# start of Records for the task

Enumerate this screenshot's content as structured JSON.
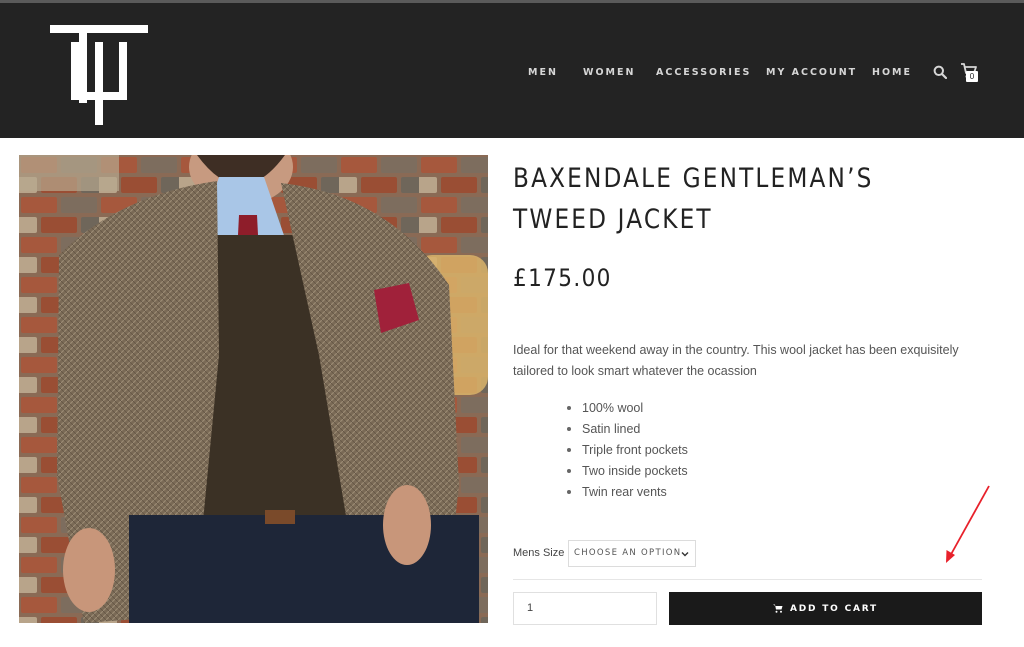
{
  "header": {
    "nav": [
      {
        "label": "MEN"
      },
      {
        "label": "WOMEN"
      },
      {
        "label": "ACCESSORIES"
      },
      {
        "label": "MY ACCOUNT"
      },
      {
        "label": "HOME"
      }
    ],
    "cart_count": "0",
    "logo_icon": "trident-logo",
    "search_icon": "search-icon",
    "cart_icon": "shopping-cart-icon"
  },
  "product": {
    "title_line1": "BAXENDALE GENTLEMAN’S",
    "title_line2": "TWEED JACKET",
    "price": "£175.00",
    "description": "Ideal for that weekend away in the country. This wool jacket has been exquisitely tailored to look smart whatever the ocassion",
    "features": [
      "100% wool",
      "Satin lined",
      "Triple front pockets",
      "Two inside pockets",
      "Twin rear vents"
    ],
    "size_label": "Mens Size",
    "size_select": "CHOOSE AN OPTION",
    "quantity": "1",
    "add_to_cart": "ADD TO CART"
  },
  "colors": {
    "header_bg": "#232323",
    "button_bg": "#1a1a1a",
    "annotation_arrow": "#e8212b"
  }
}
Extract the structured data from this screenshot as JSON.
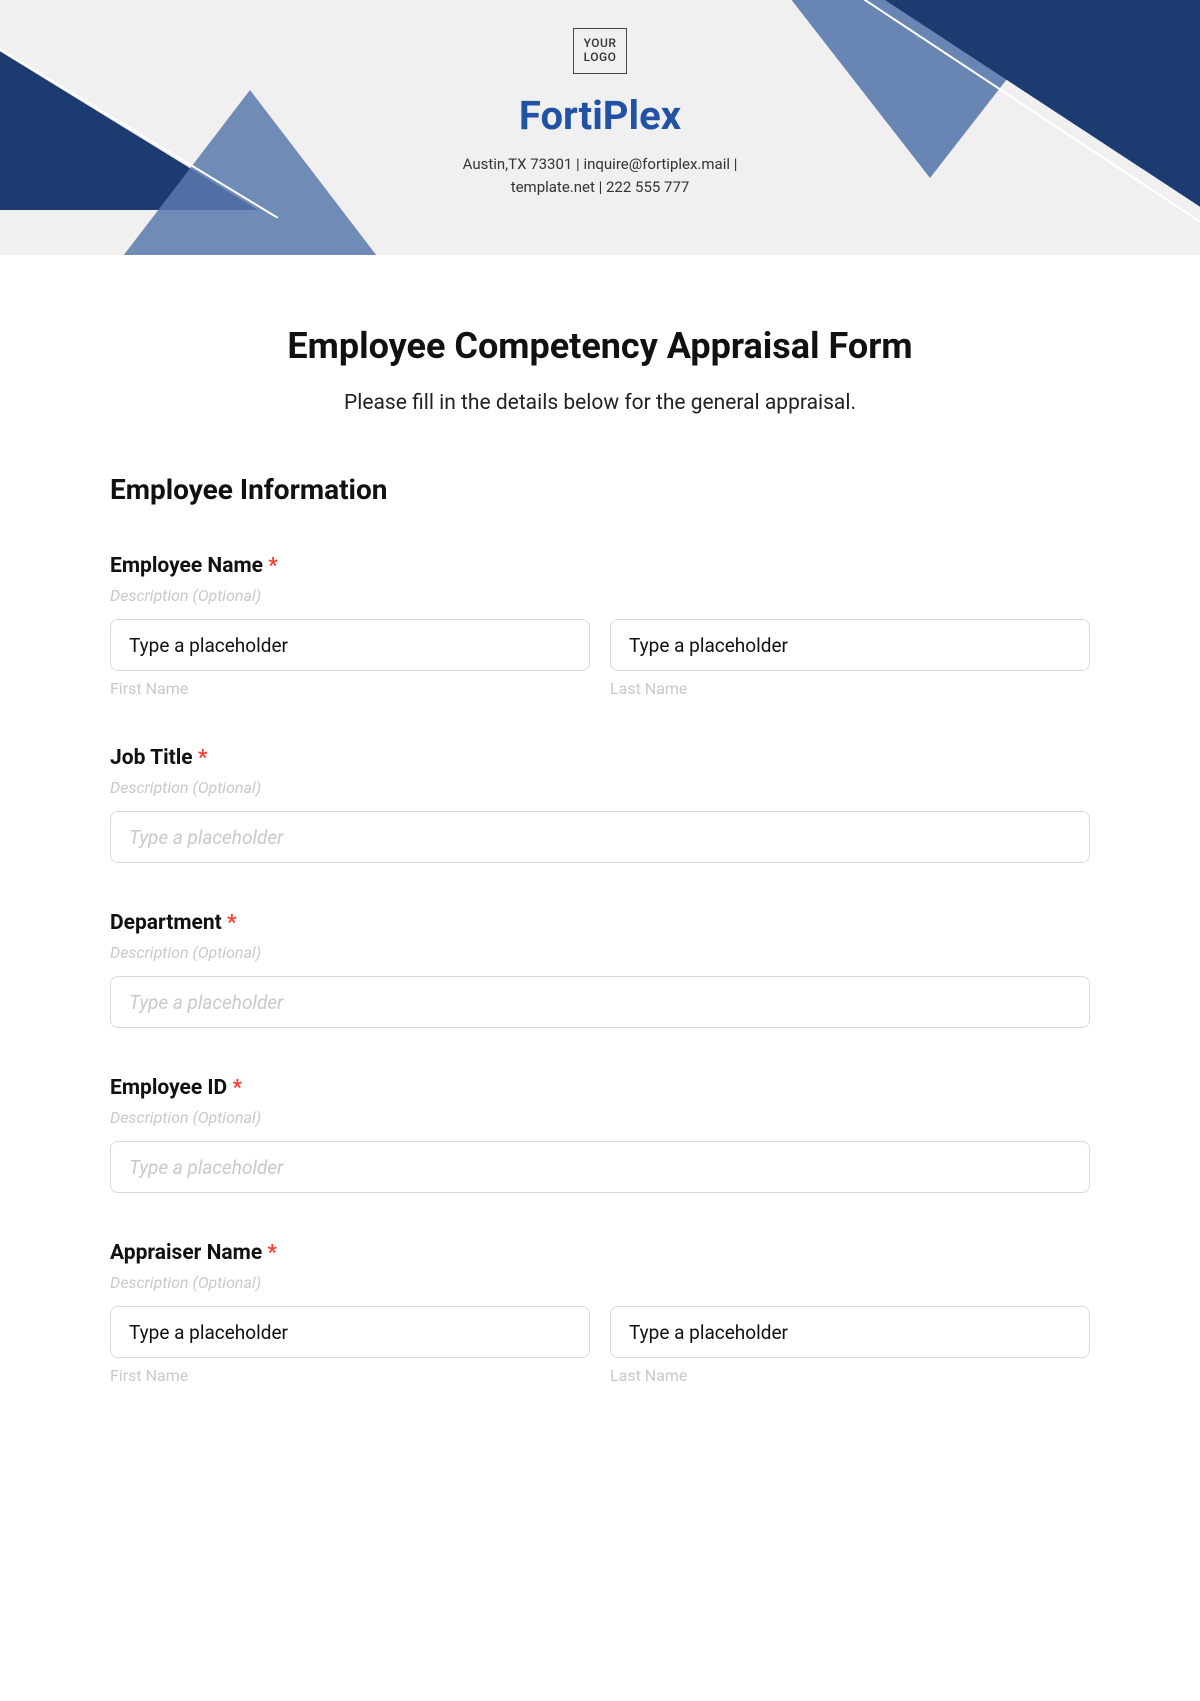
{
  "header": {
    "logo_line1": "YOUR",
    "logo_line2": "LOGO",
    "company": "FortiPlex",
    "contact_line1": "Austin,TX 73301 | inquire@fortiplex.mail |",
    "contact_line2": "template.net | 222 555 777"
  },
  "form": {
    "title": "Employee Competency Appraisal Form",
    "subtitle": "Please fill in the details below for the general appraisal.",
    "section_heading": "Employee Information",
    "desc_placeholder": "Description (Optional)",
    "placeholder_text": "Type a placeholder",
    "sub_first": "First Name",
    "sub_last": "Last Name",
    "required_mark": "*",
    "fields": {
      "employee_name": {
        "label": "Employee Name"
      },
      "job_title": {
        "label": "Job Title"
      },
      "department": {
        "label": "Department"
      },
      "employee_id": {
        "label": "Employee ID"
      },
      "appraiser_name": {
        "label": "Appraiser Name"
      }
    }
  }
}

# end of Records for the task

Take the listing above and restate it word for word, without its pictures.

Enumerate this screenshot's content as structured JSON.
{
  "header": {
    "nav": [
      {
        "label": "MEN"
      },
      {
        "label": "WOMEN"
      },
      {
        "label": "ACCESSORIES"
      },
      {
        "label": "MY ACCOUNT"
      },
      {
        "label": "HOME"
      }
    ],
    "cart_count": "0",
    "logo_icon": "trident-logo",
    "search_icon": "search-icon",
    "cart_icon": "shopping-cart-icon"
  },
  "product": {
    "title_line1": "BAXENDALE GENTLEMAN’S",
    "title_line2": "TWEED JACKET",
    "price": "£175.00",
    "description": "Ideal for that weekend away in the country. This wool jacket has been exquisitely tailored to look smart whatever the ocassion",
    "features": [
      "100% wool",
      "Satin lined",
      "Triple front pockets",
      "Two inside pockets",
      "Twin rear vents"
    ],
    "size_label": "Mens Size",
    "size_select": "CHOOSE AN OPTION",
    "quantity": "1",
    "add_to_cart": "ADD TO CART"
  },
  "colors": {
    "header_bg": "#232323",
    "button_bg": "#1a1a1a",
    "annotation_arrow": "#e8212b"
  }
}
Extract the structured data from this screenshot as JSON.
{
  "header": {
    "logo_line1": "YOUR",
    "logo_line2": "LOGO",
    "company": "FortiPlex",
    "contact_line1": "Austin,TX 73301 | inquire@fortiplex.mail |",
    "contact_line2": "template.net | 222 555 777"
  },
  "form": {
    "title": "Employee Competency Appraisal Form",
    "subtitle": "Please fill in the details below for the general appraisal.",
    "section_heading": "Employee Information",
    "desc_placeholder": "Description (Optional)",
    "placeholder_text": "Type a placeholder",
    "sub_first": "First Name",
    "sub_last": "Last Name",
    "required_mark": "*",
    "fields": {
      "employee_name": {
        "label": "Employee Name"
      },
      "job_title": {
        "label": "Job Title"
      },
      "department": {
        "label": "Department"
      },
      "employee_id": {
        "label": "Employee ID"
      },
      "appraiser_name": {
        "label": "Appraiser Name"
      }
    }
  }
}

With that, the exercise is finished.